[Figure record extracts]
****

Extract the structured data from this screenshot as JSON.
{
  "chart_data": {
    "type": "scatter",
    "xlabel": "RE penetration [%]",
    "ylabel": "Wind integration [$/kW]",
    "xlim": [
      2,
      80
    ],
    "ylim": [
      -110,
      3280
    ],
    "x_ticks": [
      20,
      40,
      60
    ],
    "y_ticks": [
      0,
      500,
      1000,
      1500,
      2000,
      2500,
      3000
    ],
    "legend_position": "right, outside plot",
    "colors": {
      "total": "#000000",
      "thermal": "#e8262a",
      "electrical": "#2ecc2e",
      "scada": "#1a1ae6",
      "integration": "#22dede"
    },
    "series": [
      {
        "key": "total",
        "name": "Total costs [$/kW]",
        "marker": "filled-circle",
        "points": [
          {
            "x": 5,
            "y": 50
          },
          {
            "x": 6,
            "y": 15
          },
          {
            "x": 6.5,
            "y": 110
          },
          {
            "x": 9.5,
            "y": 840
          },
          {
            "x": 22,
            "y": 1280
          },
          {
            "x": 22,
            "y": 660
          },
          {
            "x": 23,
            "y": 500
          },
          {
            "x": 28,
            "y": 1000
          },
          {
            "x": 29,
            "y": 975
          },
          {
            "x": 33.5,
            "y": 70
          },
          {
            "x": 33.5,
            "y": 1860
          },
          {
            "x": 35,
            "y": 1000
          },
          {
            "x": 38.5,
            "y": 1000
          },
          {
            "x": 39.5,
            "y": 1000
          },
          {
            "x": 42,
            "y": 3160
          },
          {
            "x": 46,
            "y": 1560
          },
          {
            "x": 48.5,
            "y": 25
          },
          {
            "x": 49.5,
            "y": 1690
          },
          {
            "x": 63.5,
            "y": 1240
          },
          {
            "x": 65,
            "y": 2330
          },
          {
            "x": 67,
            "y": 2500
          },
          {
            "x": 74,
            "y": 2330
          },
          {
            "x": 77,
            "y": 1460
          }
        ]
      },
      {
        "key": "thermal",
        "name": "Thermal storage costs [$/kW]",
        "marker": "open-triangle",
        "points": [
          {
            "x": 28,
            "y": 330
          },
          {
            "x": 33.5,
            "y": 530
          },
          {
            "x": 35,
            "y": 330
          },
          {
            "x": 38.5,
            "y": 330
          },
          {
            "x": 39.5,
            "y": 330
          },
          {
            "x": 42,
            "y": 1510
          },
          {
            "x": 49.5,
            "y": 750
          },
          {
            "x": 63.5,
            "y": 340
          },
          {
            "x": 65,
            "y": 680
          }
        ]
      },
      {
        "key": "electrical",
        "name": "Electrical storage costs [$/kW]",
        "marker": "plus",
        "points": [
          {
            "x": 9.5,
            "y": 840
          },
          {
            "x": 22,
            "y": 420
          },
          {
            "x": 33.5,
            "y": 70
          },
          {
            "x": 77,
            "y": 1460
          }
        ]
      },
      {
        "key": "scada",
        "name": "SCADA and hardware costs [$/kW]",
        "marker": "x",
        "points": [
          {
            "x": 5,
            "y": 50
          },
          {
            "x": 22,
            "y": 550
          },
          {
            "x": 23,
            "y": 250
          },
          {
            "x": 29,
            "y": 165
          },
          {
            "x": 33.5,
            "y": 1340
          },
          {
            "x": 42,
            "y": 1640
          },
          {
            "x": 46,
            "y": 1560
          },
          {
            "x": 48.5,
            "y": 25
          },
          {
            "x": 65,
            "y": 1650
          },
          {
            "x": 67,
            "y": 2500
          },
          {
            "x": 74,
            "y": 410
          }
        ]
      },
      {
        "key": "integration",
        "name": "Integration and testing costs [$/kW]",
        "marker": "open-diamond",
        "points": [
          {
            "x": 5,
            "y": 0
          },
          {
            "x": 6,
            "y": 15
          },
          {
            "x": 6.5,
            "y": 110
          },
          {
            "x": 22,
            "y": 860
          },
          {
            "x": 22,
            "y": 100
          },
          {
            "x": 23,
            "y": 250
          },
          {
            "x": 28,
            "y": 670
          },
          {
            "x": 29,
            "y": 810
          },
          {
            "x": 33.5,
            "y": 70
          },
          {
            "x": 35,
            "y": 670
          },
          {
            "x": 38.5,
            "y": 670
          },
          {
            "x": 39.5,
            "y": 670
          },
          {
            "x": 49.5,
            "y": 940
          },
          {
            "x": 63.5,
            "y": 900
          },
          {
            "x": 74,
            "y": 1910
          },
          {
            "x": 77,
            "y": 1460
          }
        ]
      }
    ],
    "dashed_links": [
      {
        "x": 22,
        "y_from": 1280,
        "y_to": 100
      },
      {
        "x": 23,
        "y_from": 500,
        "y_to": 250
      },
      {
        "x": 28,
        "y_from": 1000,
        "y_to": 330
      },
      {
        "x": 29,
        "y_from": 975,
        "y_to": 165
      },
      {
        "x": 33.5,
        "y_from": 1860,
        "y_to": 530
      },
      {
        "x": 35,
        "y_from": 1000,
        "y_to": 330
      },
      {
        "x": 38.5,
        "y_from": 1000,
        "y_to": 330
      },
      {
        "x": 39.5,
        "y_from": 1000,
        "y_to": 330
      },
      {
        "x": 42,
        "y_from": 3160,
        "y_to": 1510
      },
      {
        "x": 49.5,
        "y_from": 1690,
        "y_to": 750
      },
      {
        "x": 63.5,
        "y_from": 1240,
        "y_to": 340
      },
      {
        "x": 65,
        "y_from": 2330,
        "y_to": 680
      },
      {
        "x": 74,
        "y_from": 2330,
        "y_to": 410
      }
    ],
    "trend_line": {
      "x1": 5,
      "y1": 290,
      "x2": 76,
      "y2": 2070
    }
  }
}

****

**Requirement:** Retype all of the material, keeping each line exact.

**Result of this task:**
Extract the structured data from this screenshot as JSON.
{
  "chart_data": {
    "type": "scatter",
    "xlabel": "RE penetration [%]",
    "ylabel": "Wind integration [$/kW]",
    "xlim": [
      2,
      80
    ],
    "ylim": [
      -110,
      3280
    ],
    "x_ticks": [
      20,
      40,
      60
    ],
    "y_ticks": [
      0,
      500,
      1000,
      1500,
      2000,
      2500,
      3000
    ],
    "legend_position": "right, outside plot",
    "colors": {
      "total": "#000000",
      "thermal": "#e8262a",
      "electrical": "#2ecc2e",
      "scada": "#1a1ae6",
      "integration": "#22dede"
    },
    "series": [
      {
        "key": "total",
        "name": "Total costs [$/kW]",
        "marker": "filled-circle",
        "points": [
          {
            "x": 5,
            "y": 50
          },
          {
            "x": 6,
            "y": 15
          },
          {
            "x": 6.5,
            "y": 110
          },
          {
            "x": 9.5,
            "y": 840
          },
          {
            "x": 22,
            "y": 1280
          },
          {
            "x": 22,
            "y": 660
          },
          {
            "x": 23,
            "y": 500
          },
          {
            "x": 28,
            "y": 1000
          },
          {
            "x": 29,
            "y": 975
          },
          {
            "x": 33.5,
            "y": 70
          },
          {
            "x": 33.5,
            "y": 1860
          },
          {
            "x": 35,
            "y": 1000
          },
          {
            "x": 38.5,
            "y": 1000
          },
          {
            "x": 39.5,
            "y": 1000
          },
          {
            "x": 42,
            "y": 3160
          },
          {
            "x": 46,
            "y": 1560
          },
          {
            "x": 48.5,
            "y": 25
          },
          {
            "x": 49.5,
            "y": 1690
          },
          {
            "x": 63.5,
            "y": 1240
          },
          {
            "x": 65,
            "y": 2330
          },
          {
            "x": 67,
            "y": 2500
          },
          {
            "x": 74,
            "y": 2330
          },
          {
            "x": 77,
            "y": 1460
          }
        ]
      },
      {
        "key": "thermal",
        "name": "Thermal storage costs [$/kW]",
        "marker": "open-triangle",
        "points": [
          {
            "x": 28,
            "y": 330
          },
          {
            "x": 33.5,
            "y": 530
          },
          {
            "x": 35,
            "y": 330
          },
          {
            "x": 38.5,
            "y": 330
          },
          {
            "x": 39.5,
            "y": 330
          },
          {
            "x": 42,
            "y": 1510
          },
          {
            "x": 49.5,
            "y": 750
          },
          {
            "x": 63.5,
            "y": 340
          },
          {
            "x": 65,
            "y": 680
          }
        ]
      },
      {
        "key": "electrical",
        "name": "Electrical storage costs [$/kW]",
        "marker": "plus",
        "points": [
          {
            "x": 9.5,
            "y": 840
          },
          {
            "x": 22,
            "y": 420
          },
          {
            "x": 33.5,
            "y": 70
          },
          {
            "x": 77,
            "y": 1460
          }
        ]
      },
      {
        "key": "scada",
        "name": "SCADA and hardware costs [$/kW]",
        "marker": "x",
        "points": [
          {
            "x": 5,
            "y": 50
          },
          {
            "x": 22,
            "y": 550
          },
          {
            "x": 23,
            "y": 250
          },
          {
            "x": 29,
            "y": 165
          },
          {
            "x": 33.5,
            "y": 1340
          },
          {
            "x": 42,
            "y": 1640
          },
          {
            "x": 46,
            "y": 1560
          },
          {
            "x": 48.5,
            "y": 25
          },
          {
            "x": 65,
            "y": 1650
          },
          {
            "x": 67,
            "y": 2500
          },
          {
            "x": 74,
            "y": 410
          }
        ]
      },
      {
        "key": "integration",
        "name": "Integration and testing costs [$/kW]",
        "marker": "open-diamond",
        "points": [
          {
            "x": 5,
            "y": 0
          },
          {
            "x": 6,
            "y": 15
          },
          {
            "x": 6.5,
            "y": 110
          },
          {
            "x": 22,
            "y": 860
          },
          {
            "x": 22,
            "y": 100
          },
          {
            "x": 23,
            "y": 250
          },
          {
            "x": 28,
            "y": 670
          },
          {
            "x": 29,
            "y": 810
          },
          {
            "x": 33.5,
            "y": 70
          },
          {
            "x": 35,
            "y": 670
          },
          {
            "x": 38.5,
            "y": 670
          },
          {
            "x": 39.5,
            "y": 670
          },
          {
            "x": 49.5,
            "y": 940
          },
          {
            "x": 63.5,
            "y": 900
          },
          {
            "x": 74,
            "y": 1910
          },
          {
            "x": 77,
            "y": 1460
          }
        ]
      }
    ],
    "dashed_links": [
      {
        "x": 22,
        "y_from": 1280,
        "y_to": 100
      },
      {
        "x": 23,
        "y_from": 500,
        "y_to": 250
      },
      {
        "x": 28,
        "y_from": 1000,
        "y_to": 330
      },
      {
        "x": 29,
        "y_from": 975,
        "y_to": 165
      },
      {
        "x": 33.5,
        "y_from": 1860,
        "y_to": 530
      },
      {
        "x": 35,
        "y_from": 1000,
        "y_to": 330
      },
      {
        "x": 38.5,
        "y_from": 1000,
        "y_to": 330
      },
      {
        "x": 39.5,
        "y_from": 1000,
        "y_to": 330
      },
      {
        "x": 42,
        "y_from": 3160,
        "y_to": 1510
      },
      {
        "x": 49.5,
        "y_from": 1690,
        "y_to": 750
      },
      {
        "x": 63.5,
        "y_from": 1240,
        "y_to": 340
      },
      {
        "x": 65,
        "y_from": 2330,
        "y_to": 680
      },
      {
        "x": 74,
        "y_from": 2330,
        "y_to": 410
      }
    ],
    "trend_line": {
      "x1": 5,
      "y1": 290,
      "x2": 76,
      "y2": 2070
    }
  }
}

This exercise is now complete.